_Problem description_
Write out, precisely and in full, each line of the material.

[A run of records]
%%
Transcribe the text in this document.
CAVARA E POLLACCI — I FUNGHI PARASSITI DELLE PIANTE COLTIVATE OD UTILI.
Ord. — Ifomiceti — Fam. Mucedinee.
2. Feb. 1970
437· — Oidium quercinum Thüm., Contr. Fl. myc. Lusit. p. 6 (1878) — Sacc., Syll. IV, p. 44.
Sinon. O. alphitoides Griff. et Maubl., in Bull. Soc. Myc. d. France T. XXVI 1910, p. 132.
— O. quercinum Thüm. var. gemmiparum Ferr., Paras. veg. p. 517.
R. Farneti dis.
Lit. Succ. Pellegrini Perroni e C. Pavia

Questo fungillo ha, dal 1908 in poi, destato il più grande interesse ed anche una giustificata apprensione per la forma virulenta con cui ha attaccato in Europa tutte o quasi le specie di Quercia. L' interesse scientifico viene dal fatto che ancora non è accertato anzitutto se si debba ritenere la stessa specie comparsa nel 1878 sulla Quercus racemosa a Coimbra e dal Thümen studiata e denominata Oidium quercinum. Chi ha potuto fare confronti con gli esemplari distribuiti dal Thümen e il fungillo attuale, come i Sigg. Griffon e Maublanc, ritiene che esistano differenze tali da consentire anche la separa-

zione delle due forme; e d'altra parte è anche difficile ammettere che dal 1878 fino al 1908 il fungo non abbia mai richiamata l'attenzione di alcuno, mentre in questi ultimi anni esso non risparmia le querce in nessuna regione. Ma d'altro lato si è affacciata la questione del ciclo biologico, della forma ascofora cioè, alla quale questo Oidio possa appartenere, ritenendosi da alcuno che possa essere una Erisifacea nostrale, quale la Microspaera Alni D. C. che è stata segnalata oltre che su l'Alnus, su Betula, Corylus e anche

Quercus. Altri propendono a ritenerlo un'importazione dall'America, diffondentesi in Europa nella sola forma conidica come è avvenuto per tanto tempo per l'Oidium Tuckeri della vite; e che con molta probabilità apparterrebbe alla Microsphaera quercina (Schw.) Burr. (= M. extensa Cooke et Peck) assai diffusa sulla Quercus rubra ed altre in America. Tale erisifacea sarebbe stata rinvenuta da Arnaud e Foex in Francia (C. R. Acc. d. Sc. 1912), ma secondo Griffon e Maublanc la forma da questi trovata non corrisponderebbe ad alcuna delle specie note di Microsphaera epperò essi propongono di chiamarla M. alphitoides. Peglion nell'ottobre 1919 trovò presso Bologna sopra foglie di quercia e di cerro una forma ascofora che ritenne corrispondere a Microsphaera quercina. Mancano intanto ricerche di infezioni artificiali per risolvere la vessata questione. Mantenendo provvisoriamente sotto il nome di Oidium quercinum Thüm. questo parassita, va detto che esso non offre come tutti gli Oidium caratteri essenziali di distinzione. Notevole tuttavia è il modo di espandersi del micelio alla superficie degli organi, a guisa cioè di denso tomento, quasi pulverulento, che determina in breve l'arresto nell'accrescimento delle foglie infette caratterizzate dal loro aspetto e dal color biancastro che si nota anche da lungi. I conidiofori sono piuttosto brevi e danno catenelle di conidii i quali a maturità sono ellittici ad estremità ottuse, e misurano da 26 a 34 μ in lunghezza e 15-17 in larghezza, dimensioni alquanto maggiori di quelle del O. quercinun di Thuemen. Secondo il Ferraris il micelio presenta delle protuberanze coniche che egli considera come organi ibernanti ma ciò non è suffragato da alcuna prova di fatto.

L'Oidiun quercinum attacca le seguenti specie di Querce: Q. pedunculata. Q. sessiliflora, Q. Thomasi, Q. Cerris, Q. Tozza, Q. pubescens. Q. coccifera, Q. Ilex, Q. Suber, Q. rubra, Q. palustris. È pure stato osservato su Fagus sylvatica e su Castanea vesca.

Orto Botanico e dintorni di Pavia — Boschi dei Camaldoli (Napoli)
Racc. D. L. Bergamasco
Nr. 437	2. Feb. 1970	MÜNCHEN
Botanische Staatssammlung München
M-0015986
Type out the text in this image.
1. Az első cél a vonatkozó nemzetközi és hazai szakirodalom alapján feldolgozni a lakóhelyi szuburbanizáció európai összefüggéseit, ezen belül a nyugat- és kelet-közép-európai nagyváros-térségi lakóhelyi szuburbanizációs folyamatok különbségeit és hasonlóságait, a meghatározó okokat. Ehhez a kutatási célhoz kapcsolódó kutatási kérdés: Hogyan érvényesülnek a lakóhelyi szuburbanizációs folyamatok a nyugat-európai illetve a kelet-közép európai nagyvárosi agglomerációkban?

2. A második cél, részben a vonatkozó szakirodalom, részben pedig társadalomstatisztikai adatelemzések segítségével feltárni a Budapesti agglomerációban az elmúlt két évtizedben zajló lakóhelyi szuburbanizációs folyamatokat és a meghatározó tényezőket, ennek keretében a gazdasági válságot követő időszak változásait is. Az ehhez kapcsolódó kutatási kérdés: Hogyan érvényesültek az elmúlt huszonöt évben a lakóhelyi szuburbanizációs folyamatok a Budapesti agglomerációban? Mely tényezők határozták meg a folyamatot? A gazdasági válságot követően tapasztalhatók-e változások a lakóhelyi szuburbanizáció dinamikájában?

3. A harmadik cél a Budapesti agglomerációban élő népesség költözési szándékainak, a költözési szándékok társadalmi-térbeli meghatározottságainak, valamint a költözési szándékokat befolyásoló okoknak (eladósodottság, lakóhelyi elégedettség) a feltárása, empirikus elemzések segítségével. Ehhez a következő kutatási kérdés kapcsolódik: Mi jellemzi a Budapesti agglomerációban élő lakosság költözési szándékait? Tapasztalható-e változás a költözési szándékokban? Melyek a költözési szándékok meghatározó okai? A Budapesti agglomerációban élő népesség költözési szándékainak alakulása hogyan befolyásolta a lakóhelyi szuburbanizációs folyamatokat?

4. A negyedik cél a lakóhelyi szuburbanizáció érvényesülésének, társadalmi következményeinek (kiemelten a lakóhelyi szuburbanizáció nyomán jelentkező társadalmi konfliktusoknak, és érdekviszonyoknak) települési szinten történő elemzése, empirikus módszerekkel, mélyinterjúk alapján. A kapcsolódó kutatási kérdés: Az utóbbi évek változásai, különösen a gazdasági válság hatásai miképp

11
%%
_Answer for this exercise_
Transcribe the text in this document.
CAVARA E POLLACCI — I FUNGHI PARASSITI DELLE PIANTE COLTIVATE OD UTILI.
Ord. — Ifomiceti — Fam. Mucedinee.
2. Feb. 1970
437· — Oidium quercinum Thüm., Contr. Fl. myc. Lusit. p. 6 (1878) — Sacc., Syll. IV, p. 44.
Sinon. O. alphitoides Griff. et Maubl., in Bull. Soc. Myc. d. France T. XXVI 1910, p. 132.
— O. quercinum Thüm. var. gemmiparum Ferr., Paras. veg. p. 517.
R. Farneti dis.
Lit. Succ. Pellegrini Perroni e C. Pavia

Questo fungillo ha, dal 1908 in poi, destato il più grande interesse ed anche una giustificata apprensione per la forma virulenta con cui ha attaccato in Europa tutte o quasi le specie di Quercia. L' interesse scientifico viene dal fatto che ancora non è accertato anzitutto se si debba ritenere la stessa specie comparsa nel 1878 sulla Quercus racemosa a Coimbra e dal Thümen studiata e denominata Oidium quercinum. Chi ha potuto fare confronti con gli esemplari distribuiti dal Thümen e il fungillo attuale, come i Sigg. Griffon e Maublanc, ritiene che esistano differenze tali da consentire anche la separa-

zione delle due forme; e d'altra parte è anche difficile ammettere che dal 1878 fino al 1908 il fungo non abbia mai richiamata l'attenzione di alcuno, mentre in questi ultimi anni esso non risparmia le querce in nessuna regione. Ma d'altro lato si è affacciata la questione del ciclo biologico, della forma ascofora cioè, alla quale questo Oidio possa appartenere, ritenendosi da alcuno che possa essere una Erisifacea nostrale, quale la Microspaera Alni D. C. che è stata segnalata oltre che su l'Alnus, su Betula, Corylus e anche

Quercus. Altri propendono a ritenerlo un'importazione dall'America, diffondentesi in Europa nella sola forma conidica come è avvenuto per tanto tempo per l'Oidium Tuckeri della vite; e che con molta probabilità apparterrebbe alla Microsphaera quercina (Schw.) Burr. (= M. extensa Cooke et Peck) assai diffusa sulla Quercus rubra ed altre in America. Tale erisifacea sarebbe stata rinvenuta da Arnaud e Foex in Francia (C. R. Acc. d. Sc. 1912), ma secondo Griffon e Maublanc la forma da questi trovata non corrisponderebbe ad alcuna delle specie note di Microsphaera epperò essi propongono di chiamarla M. alphitoides. Peglion nell'ottobre 1919 trovò presso Bologna sopra foglie di quercia e di cerro una forma ascofora che ritenne corrispondere a Microsphaera quercina. Mancano intanto ricerche di infezioni artificiali per risolvere la vessata questione. Mantenendo provvisoriamente sotto il nome di Oidium quercinum Thüm. questo parassita, va detto che esso non offre come tutti gli Oidium caratteri essenziali di distinzione. Notevole tuttavia è il modo di espandersi del micelio alla superficie degli organi, a guisa cioè di denso tomento, quasi pulverulento, che determina in breve l'arresto nell'accrescimento delle foglie infette caratterizzate dal loro aspetto e dal color biancastro che si nota anche da lungi. I conidiofori sono piuttosto brevi e danno catenelle di conidii i quali a maturità sono ellittici ad estremità ottuse, e misurano da 26 a 34 μ in lunghezza e 15-17 in larghezza, dimensioni alquanto maggiori di quelle del O. quercinun di Thuemen. Secondo il Ferraris il micelio presenta delle protuberanze coniche che egli considera come organi ibernanti ma ciò non è suffragato da alcuna prova di fatto.

L'Oidiun quercinum attacca le seguenti specie di Querce: Q. pedunculata. Q. sessiliflora, Q. Thomasi, Q. Cerris, Q. Tozza, Q. pubescens. Q. coccifera, Q. Ilex, Q. Suber, Q. rubra, Q. palustris. È pure stato osservato su Fagus sylvatica e su Castanea vesca.

Orto Botanico e dintorni di Pavia — Boschi dei Camaldoli (Napoli)
Racc. D. L. Bergamasco
Nr. 437	2. Feb. 1970	MÜNCHEN
Botanische Staatssammlung München
M-0015986
Type out the text in this image.
1. Az első cél a vonatkozó nemzetközi és hazai szakirodalom alapján feldolgozni a lakóhelyi szuburbanizáció európai összefüggéseit, ezen belül a nyugat- és kelet-közép-európai nagyváros-térségi lakóhelyi szuburbanizációs folyamatok különbségeit és hasonlóságait, a meghatározó okokat. Ehhez a kutatási célhoz kapcsolódó kutatási kérdés: Hogyan érvényesülnek a lakóhelyi szuburbanizációs folyamatok a nyugat-európai illetve a kelet-közép európai nagyvárosi agglomerációkban?

2. A második cél, részben a vonatkozó szakirodalom, részben pedig társadalomstatisztikai adatelemzések segítségével feltárni a Budapesti agglomerációban az elmúlt két évtizedben zajló lakóhelyi szuburbanizációs folyamatokat és a meghatározó tényezőket, ennek keretében a gazdasági válságot követő időszak változásait is. Az ehhez kapcsolódó kutatási kérdés: Hogyan érvényesültek az elmúlt huszonöt évben a lakóhelyi szuburbanizációs folyamatok a Budapesti agglomerációban? Mely tényezők határozták meg a folyamatot? A gazdasági válságot követően tapasztalhatók-e változások a lakóhelyi szuburbanizáció dinamikájában?

3. A harmadik cél a Budapesti agglomerációban élő népesség költözési szándékainak, a költözési szándékok társadalmi-térbeli meghatározottságainak, valamint a költözési szándékokat befolyásoló okoknak (eladósodottság, lakóhelyi elégedettség) a feltárása, empirikus elemzések segítségével. Ehhez a következő kutatási kérdés kapcsolódik: Mi jellemzi a Budapesti agglomerációban élő lakosság költözési szándékait? Tapasztalható-e változás a költözési szándékokban? Melyek a költözési szándékok meghatározó okai? A Budapesti agglomerációban élő népesség költözési szándékainak alakulása hogyan befolyásolta a lakóhelyi szuburbanizációs folyamatokat?

4. A negyedik cél a lakóhelyi szuburbanizáció érvényesülésének, társadalmi következményeinek (kiemelten a lakóhelyi szuburbanizáció nyomán jelentkező társadalmi konfliktusoknak, és érdekviszonyoknak) települési szinten történő elemzése, empirikus módszerekkel, mélyinterjúk alapján. A kapcsolódó kutatási kérdés: Az utóbbi évek változásai, különösen a gazdasági válság hatásai miképp

11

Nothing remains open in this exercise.